What you need to do => Copy out all the entries word for word.

Materials provided =>
===============
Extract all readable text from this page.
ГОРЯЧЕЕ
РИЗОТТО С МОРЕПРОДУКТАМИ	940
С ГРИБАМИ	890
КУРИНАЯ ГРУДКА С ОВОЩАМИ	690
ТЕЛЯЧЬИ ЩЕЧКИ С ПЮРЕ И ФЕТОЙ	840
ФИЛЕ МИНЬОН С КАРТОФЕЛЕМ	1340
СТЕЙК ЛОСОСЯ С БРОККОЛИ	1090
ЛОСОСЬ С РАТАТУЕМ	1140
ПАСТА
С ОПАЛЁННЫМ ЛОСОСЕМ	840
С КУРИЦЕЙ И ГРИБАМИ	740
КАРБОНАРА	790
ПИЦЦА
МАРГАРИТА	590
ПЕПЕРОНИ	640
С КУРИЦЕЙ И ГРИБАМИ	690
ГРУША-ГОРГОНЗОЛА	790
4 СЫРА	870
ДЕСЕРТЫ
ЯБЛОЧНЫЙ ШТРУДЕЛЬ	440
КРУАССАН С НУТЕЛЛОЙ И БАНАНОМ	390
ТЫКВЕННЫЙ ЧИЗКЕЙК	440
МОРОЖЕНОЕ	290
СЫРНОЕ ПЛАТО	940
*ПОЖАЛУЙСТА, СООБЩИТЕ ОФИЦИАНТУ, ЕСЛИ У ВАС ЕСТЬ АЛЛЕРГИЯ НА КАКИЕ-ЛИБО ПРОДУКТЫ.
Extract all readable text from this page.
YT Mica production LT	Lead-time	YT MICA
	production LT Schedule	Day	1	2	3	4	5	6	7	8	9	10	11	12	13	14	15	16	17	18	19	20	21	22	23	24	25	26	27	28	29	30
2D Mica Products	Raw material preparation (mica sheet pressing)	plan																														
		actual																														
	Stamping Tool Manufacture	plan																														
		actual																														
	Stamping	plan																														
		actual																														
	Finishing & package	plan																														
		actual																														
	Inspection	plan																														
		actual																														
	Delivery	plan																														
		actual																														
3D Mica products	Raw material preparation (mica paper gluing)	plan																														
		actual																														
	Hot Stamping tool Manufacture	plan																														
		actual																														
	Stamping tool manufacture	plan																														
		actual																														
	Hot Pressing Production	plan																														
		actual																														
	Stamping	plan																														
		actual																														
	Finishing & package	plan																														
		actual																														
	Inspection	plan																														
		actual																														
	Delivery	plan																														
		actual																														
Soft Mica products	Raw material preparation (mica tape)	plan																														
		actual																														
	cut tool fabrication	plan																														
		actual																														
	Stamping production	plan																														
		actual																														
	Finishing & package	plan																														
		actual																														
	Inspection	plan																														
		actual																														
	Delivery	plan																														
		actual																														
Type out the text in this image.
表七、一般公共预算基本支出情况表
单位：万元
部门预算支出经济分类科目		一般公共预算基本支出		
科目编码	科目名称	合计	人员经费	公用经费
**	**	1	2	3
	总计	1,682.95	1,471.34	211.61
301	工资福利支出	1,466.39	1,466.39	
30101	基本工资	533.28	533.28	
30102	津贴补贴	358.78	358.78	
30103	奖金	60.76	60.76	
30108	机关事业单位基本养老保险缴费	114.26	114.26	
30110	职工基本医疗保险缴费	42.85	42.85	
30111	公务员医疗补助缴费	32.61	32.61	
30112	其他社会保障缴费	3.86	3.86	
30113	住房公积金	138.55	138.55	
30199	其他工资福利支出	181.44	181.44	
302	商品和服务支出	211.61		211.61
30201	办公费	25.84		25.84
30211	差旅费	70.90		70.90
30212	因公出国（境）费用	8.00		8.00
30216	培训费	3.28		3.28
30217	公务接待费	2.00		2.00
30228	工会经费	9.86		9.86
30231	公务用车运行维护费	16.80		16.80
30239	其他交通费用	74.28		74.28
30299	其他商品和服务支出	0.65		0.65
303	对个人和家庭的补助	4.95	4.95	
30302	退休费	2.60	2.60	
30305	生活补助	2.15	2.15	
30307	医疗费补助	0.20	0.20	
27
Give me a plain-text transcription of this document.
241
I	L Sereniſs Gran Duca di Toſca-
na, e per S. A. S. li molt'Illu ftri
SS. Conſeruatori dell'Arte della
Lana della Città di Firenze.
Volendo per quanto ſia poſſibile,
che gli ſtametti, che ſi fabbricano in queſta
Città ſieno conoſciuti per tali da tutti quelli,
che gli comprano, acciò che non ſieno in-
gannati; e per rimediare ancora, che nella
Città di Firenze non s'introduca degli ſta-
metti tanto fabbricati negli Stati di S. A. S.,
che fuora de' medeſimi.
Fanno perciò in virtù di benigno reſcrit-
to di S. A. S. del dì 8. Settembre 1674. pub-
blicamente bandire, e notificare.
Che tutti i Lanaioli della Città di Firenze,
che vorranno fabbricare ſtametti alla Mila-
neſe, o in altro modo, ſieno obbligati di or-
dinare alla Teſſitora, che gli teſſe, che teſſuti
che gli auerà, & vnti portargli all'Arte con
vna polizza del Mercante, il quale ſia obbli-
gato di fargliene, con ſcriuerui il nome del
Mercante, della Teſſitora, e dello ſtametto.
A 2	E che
===============
Written solution =>
Extract all readable text from this page.
ГОРЯЧЕЕ
РИЗОТТО С МОРЕПРОДУКТАМИ	940
С ГРИБАМИ	890
КУРИНАЯ ГРУДКА С ОВОЩАМИ	690
ТЕЛЯЧЬИ ЩЕЧКИ С ПЮРЕ И ФЕТОЙ	840
ФИЛЕ МИНЬОН С КАРТОФЕЛЕМ	1340
СТЕЙК ЛОСОСЯ С БРОККОЛИ	1090
ЛОСОСЬ С РАТАТУЕМ	1140
ПАСТА
С ОПАЛЁННЫМ ЛОСОСЕМ	840
С КУРИЦЕЙ И ГРИБАМИ	740
КАРБОНАРА	790
ПИЦЦА
МАРГАРИТА	590
ПЕПЕРОНИ	640
С КУРИЦЕЙ И ГРИБАМИ	690
ГРУША-ГОРГОНЗОЛА	790
4 СЫРА	870
ДЕСЕРТЫ
ЯБЛОЧНЫЙ ШТРУДЕЛЬ	440
КРУАССАН С НУТЕЛЛОЙ И БАНАНОМ	390
ТЫКВЕННЫЙ ЧИЗКЕЙК	440
МОРОЖЕНОЕ	290
СЫРНОЕ ПЛАТО	940
*ПОЖАЛУЙСТА, СООБЩИТЕ ОФИЦИАНТУ, ЕСЛИ У ВАС ЕСТЬ АЛЛЕРГИЯ НА КАКИЕ-ЛИБО ПРОДУКТЫ.
Extract all readable text from this page.
YT Mica production LT	Lead-time	YT MICA
	production LT Schedule	Day	1	2	3	4	5	6	7	8	9	10	11	12	13	14	15	16	17	18	19	20	21	22	23	24	25	26	27	28	29	30
2D Mica Products	Raw material preparation (mica sheet pressing)	plan																														
		actual																														
	Stamping Tool Manufacture	plan																														
		actual																														
	Stamping	plan																														
		actual																														
	Finishing & package	plan																														
		actual																														
	Inspection	plan																														
		actual																														
	Delivery	plan																														
		actual																														
3D Mica products	Raw material preparation (mica paper gluing)	plan																														
		actual																														
	Hot Stamping tool Manufacture	plan																														
		actual																														
	Stamping tool manufacture	plan																														
		actual																														
	Hot Pressing Production	plan																														
		actual																														
	Stamping	plan																														
		actual																														
	Finishing & package	plan																														
		actual																														
	Inspection	plan																														
		actual																														
	Delivery	plan																														
		actual																														
Soft Mica products	Raw material preparation (mica tape)	plan																														
		actual																														
	cut tool fabrication	plan																														
		actual																														
	Stamping production	plan																														
		actual																														
	Finishing & package	plan																														
		actual																														
	Inspection	plan																														
		actual																														
	Delivery	plan																														
		actual																														
Type out the text in this image.
表七、一般公共预算基本支出情况表
单位：万元
部门预算支出经济分类科目		一般公共预算基本支出		
科目编码	科目名称	合计	人员经费	公用经费
**	**	1	2	3
	总计	1,682.95	1,471.34	211.61
301	工资福利支出	1,466.39	1,466.39	
30101	基本工资	533.28	533.28	
30102	津贴补贴	358.78	358.78	
30103	奖金	60.76	60.76	
30108	机关事业单位基本养老保险缴费	114.26	114.26	
30110	职工基本医疗保险缴费	42.85	42.85	
30111	公务员医疗补助缴费	32.61	32.61	
30112	其他社会保障缴费	3.86	3.86	
30113	住房公积金	138.55	138.55	
30199	其他工资福利支出	181.44	181.44	
302	商品和服务支出	211.61		211.61
30201	办公费	25.84		25.84
30211	差旅费	70.90		70.90
30212	因公出国（境）费用	8.00		8.00
30216	培训费	3.28		3.28
30217	公务接待费	2.00		2.00
30228	工会经费	9.86		9.86
30231	公务用车运行维护费	16.80		16.80
30239	其他交通费用	74.28		74.28
30299	其他商品和服务支出	0.65		0.65
303	对个人和家庭的补助	4.95	4.95	
30302	退休费	2.60	2.60	
30305	生活补助	2.15	2.15	
30307	医疗费补助	0.20	0.20	
27
Give me a plain-text transcription of this document.
241
I	L Sereniſs Gran Duca di Toſca-
na, e per S. A. S. li molt'Illu ftri
SS. Conſeruatori dell'Arte della
Lana della Città di Firenze.
Volendo per quanto ſia poſſibile,
che gli ſtametti, che ſi fabbricano in queſta
Città ſieno conoſciuti per tali da tutti quelli,
che gli comprano, acciò che non ſieno in-
gannati; e per rimediare ancora, che nella
Città di Firenze non s'introduca degli ſta-
metti tanto fabbricati negli Stati di S. A. S.,
che fuora de' medeſimi.
Fanno perciò in virtù di benigno reſcrit-
to di S. A. S. del dì 8. Settembre 1674. pub-
blicamente bandire, e notificare.
Che tutti i Lanaioli della Città di Firenze,
che vorranno fabbricare ſtametti alla Mila-
neſe, o in altro modo, ſieno obbligati di or-
dinare alla Teſſitora, che gli teſſe, che teſſuti
che gli auerà, & vnti portargli all'Arte con
vna polizza del Mercante, il quale ſia obbli-
gato di fargliene, con ſcriuerui il nome del
Mercante, della Teſſitora, e dello ſtametto.
A 2	E che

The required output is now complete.